#### Source passage ####

We even had an announcement yesterday from the US cybersecurity and infrastructure security agency, saying this was actually one of the most secure and successful elections we've ever had in history. But despite that announcement, where there's this distrust in the election’s process, but there's a bit of a mismatch here is an understatement.

 

Michael Simeone  03:29

Yeah, I was thinking about this about what fact checking does for us. What's difficult to have a counterfactual here, and what I mean is, could it have been 90% of Republicans? And if but for the work of these committed and excellent journalists and scholars, would it have been much worse? What I'm getting at is what could it have been 90, but it was now 70? Or could it have been much worse? We'll never know that. At the same time, I think this does indicate roughly that fact checking has some limitations. I feel like certainly fact checking helps for certain groups of people who are just trying to wonder, "Is this true?" And then they just want to make sure that someone has a grip on reality. So you hear something wild, it sounds outrageous, you want to be able to go to a trusted authority to make sure, "okay, I know this isn't true. And I can move on." I feel like asking that question at the outset, though, is this true? It's an important distinguisher between some social media audiences and other social media audiences with some news audiences and other audiences.

 

Shawn Walker  04:32

There's also the inherent assumption that we're actually having a discussion about what is truth and what is fact. We have to also consider that we came into this election with sort of fertile ground for everyone's belief that there was going to be fraud, there were going to be problems. And in some cases, folks actually were just looking for those they were searching for cases, no matter how extreme. So, like, one example in Arizona and especially in Maricopa County where Phoenix is and where ASU is, we had Sharpie Gate. And it was basically this issue where poll workers were giving people Sharpies to complete their Scantron ballots. And someone announced that you couldn't use Sharpies, and that would cause a problem. But then the New York Times, the Secretary of State for Arizona, the county executives and the board of elections in Maricopa County, all said that the manufacturer says Sharpies work fine as an instrument to complete your ballot. And if an issue popped up, then they would hand count that ballot. But despite basically fact checking, press releases, tweets, Facebook posts at every level of government and beyond. Sharpie gate continues to circulate even today.

 

Michael Simeone  05:50

We had people show up to downtown Phoenix with weapons and firearms to protest Sharpie gate, even though it didn't happen. Also, giving away Sharpies. That sounds really expensive. How do you budget for that? I know, fiscally Arizona tends to be conservative, but just seems like a lot of money to the side.

 

Shawn Walker  06:10

They were the off brand Sharpies.

####

* [Set task] Translate this sentence from the conversation on election fact checking into Spanish: "Sharpie gate continues to circulate even today."

#### Dataset entries ####

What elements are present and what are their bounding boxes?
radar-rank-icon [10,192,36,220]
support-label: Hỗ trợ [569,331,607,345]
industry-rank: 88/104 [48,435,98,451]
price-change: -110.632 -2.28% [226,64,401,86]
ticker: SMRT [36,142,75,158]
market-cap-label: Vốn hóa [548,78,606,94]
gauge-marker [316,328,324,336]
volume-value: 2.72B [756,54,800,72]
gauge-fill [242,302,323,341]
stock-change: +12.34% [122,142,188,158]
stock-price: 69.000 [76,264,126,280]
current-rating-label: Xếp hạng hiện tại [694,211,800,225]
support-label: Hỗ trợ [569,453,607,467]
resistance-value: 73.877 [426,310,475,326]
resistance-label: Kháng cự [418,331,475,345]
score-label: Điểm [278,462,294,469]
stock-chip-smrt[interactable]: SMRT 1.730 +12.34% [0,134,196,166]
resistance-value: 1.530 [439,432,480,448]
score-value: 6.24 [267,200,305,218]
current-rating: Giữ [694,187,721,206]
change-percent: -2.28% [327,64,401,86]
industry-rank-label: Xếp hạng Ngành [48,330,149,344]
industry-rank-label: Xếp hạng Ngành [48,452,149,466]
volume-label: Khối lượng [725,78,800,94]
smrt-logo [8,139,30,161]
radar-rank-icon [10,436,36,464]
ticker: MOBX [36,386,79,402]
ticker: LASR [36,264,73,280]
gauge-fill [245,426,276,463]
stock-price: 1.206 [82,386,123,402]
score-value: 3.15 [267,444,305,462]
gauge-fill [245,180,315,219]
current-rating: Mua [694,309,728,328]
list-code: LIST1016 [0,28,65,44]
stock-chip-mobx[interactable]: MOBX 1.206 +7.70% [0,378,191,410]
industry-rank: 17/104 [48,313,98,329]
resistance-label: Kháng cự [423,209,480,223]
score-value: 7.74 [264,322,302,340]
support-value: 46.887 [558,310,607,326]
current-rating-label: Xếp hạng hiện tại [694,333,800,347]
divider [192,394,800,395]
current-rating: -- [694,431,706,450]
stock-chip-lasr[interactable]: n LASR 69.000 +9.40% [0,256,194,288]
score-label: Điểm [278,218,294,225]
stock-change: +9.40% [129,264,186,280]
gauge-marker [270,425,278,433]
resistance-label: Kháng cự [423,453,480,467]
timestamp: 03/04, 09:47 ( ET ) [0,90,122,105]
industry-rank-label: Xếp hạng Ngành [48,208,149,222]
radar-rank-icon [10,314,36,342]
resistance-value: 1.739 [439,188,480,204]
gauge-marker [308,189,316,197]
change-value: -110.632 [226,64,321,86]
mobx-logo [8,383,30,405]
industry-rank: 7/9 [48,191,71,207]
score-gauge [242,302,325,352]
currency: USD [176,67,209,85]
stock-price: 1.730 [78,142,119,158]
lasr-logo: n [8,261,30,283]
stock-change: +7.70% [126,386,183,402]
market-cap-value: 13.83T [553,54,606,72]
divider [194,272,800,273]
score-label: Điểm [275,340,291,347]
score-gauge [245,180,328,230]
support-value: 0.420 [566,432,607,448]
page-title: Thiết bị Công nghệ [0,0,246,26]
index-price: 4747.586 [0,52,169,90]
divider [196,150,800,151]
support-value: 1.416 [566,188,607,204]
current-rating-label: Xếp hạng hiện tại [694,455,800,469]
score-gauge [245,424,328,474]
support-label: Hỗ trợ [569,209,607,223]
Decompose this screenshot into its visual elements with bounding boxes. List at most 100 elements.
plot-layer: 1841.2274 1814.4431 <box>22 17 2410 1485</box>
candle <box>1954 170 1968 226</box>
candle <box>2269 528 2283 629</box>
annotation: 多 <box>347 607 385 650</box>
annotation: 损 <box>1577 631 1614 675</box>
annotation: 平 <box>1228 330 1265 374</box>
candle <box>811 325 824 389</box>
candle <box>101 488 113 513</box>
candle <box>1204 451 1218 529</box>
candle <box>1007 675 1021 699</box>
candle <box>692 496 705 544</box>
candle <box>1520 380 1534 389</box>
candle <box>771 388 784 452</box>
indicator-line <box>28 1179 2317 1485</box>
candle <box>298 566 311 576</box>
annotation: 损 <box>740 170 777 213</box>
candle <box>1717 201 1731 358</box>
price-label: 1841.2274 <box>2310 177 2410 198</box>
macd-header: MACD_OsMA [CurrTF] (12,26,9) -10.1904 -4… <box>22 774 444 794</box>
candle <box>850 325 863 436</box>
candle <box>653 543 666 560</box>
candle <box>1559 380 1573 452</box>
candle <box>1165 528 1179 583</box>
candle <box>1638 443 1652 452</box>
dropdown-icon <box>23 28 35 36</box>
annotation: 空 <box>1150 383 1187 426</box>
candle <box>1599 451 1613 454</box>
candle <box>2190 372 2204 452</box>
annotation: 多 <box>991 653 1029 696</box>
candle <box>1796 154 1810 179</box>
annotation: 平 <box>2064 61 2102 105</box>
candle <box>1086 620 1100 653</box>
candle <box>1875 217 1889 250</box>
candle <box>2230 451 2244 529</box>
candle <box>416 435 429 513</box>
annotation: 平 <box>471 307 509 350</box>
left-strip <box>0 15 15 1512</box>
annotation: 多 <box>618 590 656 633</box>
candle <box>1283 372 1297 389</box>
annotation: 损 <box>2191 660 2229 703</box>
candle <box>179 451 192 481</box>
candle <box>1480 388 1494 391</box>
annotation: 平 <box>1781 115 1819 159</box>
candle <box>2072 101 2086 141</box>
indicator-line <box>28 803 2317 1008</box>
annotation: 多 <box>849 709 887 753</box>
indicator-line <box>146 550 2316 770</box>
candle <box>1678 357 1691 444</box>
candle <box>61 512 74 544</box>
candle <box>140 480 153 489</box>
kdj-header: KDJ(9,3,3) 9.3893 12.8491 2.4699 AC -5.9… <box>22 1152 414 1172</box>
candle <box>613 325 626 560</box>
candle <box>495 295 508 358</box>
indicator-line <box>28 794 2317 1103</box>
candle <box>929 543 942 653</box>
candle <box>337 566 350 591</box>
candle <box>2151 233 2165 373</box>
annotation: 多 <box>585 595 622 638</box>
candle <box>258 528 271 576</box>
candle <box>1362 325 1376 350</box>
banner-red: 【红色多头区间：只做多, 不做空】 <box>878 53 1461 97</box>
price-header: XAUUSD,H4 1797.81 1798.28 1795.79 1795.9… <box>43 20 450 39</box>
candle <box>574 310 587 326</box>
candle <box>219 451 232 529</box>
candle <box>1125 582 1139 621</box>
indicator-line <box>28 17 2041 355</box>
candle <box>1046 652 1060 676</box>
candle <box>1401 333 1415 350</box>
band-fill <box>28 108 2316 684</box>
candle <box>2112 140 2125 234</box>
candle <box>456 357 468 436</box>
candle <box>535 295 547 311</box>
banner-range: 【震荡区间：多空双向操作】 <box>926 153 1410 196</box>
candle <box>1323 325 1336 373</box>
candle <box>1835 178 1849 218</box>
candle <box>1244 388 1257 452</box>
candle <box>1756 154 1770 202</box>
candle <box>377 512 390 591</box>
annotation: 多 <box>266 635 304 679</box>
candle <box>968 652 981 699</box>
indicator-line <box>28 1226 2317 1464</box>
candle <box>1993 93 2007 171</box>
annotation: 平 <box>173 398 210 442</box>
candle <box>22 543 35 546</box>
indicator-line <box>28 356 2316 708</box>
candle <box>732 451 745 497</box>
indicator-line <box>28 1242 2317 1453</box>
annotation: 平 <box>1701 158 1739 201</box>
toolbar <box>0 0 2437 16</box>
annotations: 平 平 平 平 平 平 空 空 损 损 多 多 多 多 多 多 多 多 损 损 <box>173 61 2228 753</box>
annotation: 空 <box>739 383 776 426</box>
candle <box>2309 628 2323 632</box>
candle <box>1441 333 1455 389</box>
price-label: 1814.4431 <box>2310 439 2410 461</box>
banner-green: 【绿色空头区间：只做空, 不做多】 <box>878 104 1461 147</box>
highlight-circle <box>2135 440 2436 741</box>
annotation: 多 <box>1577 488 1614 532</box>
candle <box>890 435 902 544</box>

####

* [Full output] Sharpie gate sigue circulando incluso hoy en día.